→ PROMPT: Every record below should be printed exactly as it appears.

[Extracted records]
========

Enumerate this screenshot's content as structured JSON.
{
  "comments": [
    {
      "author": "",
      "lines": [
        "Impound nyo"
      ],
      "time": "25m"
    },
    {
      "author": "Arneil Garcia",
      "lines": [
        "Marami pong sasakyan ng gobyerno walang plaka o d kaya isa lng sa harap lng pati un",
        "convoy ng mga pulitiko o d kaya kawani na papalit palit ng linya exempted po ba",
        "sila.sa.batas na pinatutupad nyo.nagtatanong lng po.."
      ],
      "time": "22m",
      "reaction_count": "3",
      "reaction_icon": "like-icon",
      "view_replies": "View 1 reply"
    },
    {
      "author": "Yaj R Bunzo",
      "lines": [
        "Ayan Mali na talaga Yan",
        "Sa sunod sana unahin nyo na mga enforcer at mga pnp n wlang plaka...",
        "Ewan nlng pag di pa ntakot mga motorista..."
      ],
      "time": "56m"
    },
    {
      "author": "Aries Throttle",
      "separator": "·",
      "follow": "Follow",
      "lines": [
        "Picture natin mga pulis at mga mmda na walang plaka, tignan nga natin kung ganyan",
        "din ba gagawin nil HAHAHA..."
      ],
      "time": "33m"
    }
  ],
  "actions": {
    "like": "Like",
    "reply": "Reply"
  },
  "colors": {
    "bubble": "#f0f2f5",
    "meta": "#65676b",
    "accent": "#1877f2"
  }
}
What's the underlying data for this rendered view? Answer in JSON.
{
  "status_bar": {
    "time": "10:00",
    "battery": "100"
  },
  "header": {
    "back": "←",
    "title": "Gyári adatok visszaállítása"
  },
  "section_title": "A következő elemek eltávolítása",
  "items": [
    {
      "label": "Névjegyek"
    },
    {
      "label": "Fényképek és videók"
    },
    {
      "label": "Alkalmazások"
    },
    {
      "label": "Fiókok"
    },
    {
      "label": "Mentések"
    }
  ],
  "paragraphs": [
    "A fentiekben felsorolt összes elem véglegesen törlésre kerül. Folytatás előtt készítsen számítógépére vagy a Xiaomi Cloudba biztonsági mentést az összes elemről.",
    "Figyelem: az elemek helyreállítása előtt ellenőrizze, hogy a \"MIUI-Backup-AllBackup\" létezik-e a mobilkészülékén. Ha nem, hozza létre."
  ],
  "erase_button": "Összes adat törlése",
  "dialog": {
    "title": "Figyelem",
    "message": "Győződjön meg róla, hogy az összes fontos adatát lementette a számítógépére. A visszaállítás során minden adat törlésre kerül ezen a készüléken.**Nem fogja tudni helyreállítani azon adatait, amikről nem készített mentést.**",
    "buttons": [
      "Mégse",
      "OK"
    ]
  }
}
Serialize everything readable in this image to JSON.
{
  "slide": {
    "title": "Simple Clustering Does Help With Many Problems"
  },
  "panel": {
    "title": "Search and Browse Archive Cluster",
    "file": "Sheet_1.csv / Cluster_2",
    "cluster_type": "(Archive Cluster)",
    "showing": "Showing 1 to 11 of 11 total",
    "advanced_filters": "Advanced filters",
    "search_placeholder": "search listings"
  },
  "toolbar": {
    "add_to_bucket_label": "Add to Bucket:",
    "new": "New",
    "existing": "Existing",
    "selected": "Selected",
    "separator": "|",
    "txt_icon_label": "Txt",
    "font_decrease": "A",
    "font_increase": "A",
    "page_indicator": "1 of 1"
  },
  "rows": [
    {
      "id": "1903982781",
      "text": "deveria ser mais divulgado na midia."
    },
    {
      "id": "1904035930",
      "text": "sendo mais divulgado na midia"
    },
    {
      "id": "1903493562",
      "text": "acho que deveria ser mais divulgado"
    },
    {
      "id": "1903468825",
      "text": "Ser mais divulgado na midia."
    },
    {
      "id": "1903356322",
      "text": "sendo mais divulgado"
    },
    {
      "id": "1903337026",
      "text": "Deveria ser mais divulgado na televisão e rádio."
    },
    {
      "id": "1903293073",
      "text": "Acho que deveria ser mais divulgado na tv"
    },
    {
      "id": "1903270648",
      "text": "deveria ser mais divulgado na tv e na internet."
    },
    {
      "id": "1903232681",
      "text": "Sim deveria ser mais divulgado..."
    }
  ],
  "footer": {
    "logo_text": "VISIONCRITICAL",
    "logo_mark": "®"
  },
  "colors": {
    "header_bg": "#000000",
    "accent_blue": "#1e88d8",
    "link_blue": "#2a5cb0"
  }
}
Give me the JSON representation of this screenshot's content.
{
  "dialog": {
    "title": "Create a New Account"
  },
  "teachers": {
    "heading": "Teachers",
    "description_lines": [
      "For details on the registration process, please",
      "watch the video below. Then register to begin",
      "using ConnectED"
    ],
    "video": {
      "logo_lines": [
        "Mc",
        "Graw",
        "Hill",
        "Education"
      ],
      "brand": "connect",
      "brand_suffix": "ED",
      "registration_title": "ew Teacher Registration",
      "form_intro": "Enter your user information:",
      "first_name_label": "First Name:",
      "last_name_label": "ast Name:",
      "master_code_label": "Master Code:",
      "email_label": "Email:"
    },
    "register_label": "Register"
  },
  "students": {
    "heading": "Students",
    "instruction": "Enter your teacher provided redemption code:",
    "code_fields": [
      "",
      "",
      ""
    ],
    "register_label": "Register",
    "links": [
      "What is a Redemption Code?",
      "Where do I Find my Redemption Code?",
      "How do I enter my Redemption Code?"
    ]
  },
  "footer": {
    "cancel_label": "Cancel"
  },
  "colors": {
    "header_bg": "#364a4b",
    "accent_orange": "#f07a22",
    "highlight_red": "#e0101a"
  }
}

========

→ OUTPUT OF THE EXERCISE:
Enumerate this screenshot's content as structured JSON.
{
  "comments": [
    {
      "author": "",
      "lines": [
        "Impound nyo"
      ],
      "time": "25m"
    },
    {
      "author": "Arneil Garcia",
      "lines": [
        "Marami pong sasakyan ng gobyerno walang plaka o d kaya isa lng sa harap lng pati un",
        "convoy ng mga pulitiko o d kaya kawani na papalit palit ng linya exempted po ba",
        "sila.sa.batas na pinatutupad nyo.nagtatanong lng po.."
      ],
      "time": "22m",
      "reaction_count": "3",
      "reaction_icon": "like-icon",
      "view_replies": "View 1 reply"
    },
    {
      "author": "Yaj R Bunzo",
      "lines": [
        "Ayan Mali na talaga Yan",
        "Sa sunod sana unahin nyo na mga enforcer at mga pnp n wlang plaka...",
        "Ewan nlng pag di pa ntakot mga motorista..."
      ],
      "time": "56m"
    },
    {
      "author": "Aries Throttle",
      "separator": "·",
      "follow": "Follow",
      "lines": [
        "Picture natin mga pulis at mga mmda na walang plaka, tignan nga natin kung ganyan",
        "din ba gagawin nil HAHAHA..."
      ],
      "time": "33m"
    }
  ],
  "actions": {
    "like": "Like",
    "reply": "Reply"
  },
  "colors": {
    "bubble": "#f0f2f5",
    "meta": "#65676b",
    "accent": "#1877f2"
  }
}
What's the underlying data for this rendered view? Answer in JSON.
{
  "status_bar": {
    "time": "10:00",
    "battery": "100"
  },
  "header": {
    "back": "←",
    "title": "Gyári adatok visszaállítása"
  },
  "section_title": "A következő elemek eltávolítása",
  "items": [
    {
      "label": "Névjegyek"
    },
    {
      "label": "Fényképek és videók"
    },
    {
      "label": "Alkalmazások"
    },
    {
      "label": "Fiókok"
    },
    {
      "label": "Mentések"
    }
  ],
  "paragraphs": [
    "A fentiekben felsorolt összes elem véglegesen törlésre kerül. Folytatás előtt készítsen számítógépére vagy a Xiaomi Cloudba biztonsági mentést az összes elemről.",
    "Figyelem: az elemek helyreállítása előtt ellenőrizze, hogy a \"MIUI-Backup-AllBackup\" létezik-e a mobilkészülékén. Ha nem, hozza létre."
  ],
  "erase_button": "Összes adat törlése",
  "dialog": {
    "title": "Figyelem",
    "message": "Győződjön meg róla, hogy az összes fontos adatát lementette a számítógépére. A visszaállítás során minden adat törlésre kerül ezen a készüléken.**Nem fogja tudni helyreállítani azon adatait, amikről nem készített mentést.**",
    "buttons": [
      "Mégse",
      "OK"
    ]
  }
}
Serialize everything readable in this image to JSON.
{
  "slide": {
    "title": "Simple Clustering Does Help With Many Problems"
  },
  "panel": {
    "title": "Search and Browse Archive Cluster",
    "file": "Sheet_1.csv / Cluster_2",
    "cluster_type": "(Archive Cluster)",
    "showing": "Showing 1 to 11 of 11 total",
    "advanced_filters": "Advanced filters",
    "search_placeholder": "search listings"
  },
  "toolbar": {
    "add_to_bucket_label": "Add to Bucket:",
    "new": "New",
    "existing": "Existing",
    "selected": "Selected",
    "separator": "|",
    "txt_icon_label": "Txt",
    "font_decrease": "A",
    "font_increase": "A",
    "page_indicator": "1 of 1"
  },
  "rows": [
    {
      "id": "1903982781",
      "text": "deveria ser mais divulgado na midia."
    },
    {
      "id": "1904035930",
      "text": "sendo mais divulgado na midia"
    },
    {
      "id": "1903493562",
      "text": "acho que deveria ser mais divulgado"
    },
    {
      "id": "1903468825",
      "text": "Ser mais divulgado na midia."
    },
    {
      "id": "1903356322",
      "text": "sendo mais divulgado"
    },
    {
      "id": "1903337026",
      "text": "Deveria ser mais divulgado na televisão e rádio."
    },
    {
      "id": "1903293073",
      "text": "Acho que deveria ser mais divulgado na tv"
    },
    {
      "id": "1903270648",
      "text": "deveria ser mais divulgado na tv e na internet."
    },
    {
      "id": "1903232681",
      "text": "Sim deveria ser mais divulgado..."
    }
  ],
  "footer": {
    "logo_text": "VISIONCRITICAL",
    "logo_mark": "®"
  },
  "colors": {
    "header_bg": "#000000",
    "accent_blue": "#1e88d8",
    "link_blue": "#2a5cb0"
  }
}
Give me the JSON representation of this screenshot's content.
{
  "dialog": {
    "title": "Create a New Account"
  },
  "teachers": {
    "heading": "Teachers",
    "description_lines": [
      "For details on the registration process, please",
      "watch the video below. Then register to begin",
      "using ConnectED"
    ],
    "video": {
      "logo_lines": [
        "Mc",
        "Graw",
        "Hill",
        "Education"
      ],
      "brand": "connect",
      "brand_suffix": "ED",
      "registration_title": "ew Teacher Registration",
      "form_intro": "Enter your user information:",
      "first_name_label": "First Name:",
      "last_name_label": "ast Name:",
      "master_code_label": "Master Code:",
      "email_label": "Email:"
    },
    "register_label": "Register"
  },
  "students": {
    "heading": "Students",
    "instruction": "Enter your teacher provided redemption code:",
    "code_fields": [
      "",
      "",
      ""
    ],
    "register_label": "Register",
    "links": [
      "What is a Redemption Code?",
      "Where do I Find my Redemption Code?",
      "How do I enter my Redemption Code?"
    ]
  },
  "footer": {
    "cancel_label": "Cancel"
  },
  "colors": {
    "header_bg": "#364a4b",
    "accent_orange": "#f07a22",
    "highlight_red": "#e0101a"
  }
}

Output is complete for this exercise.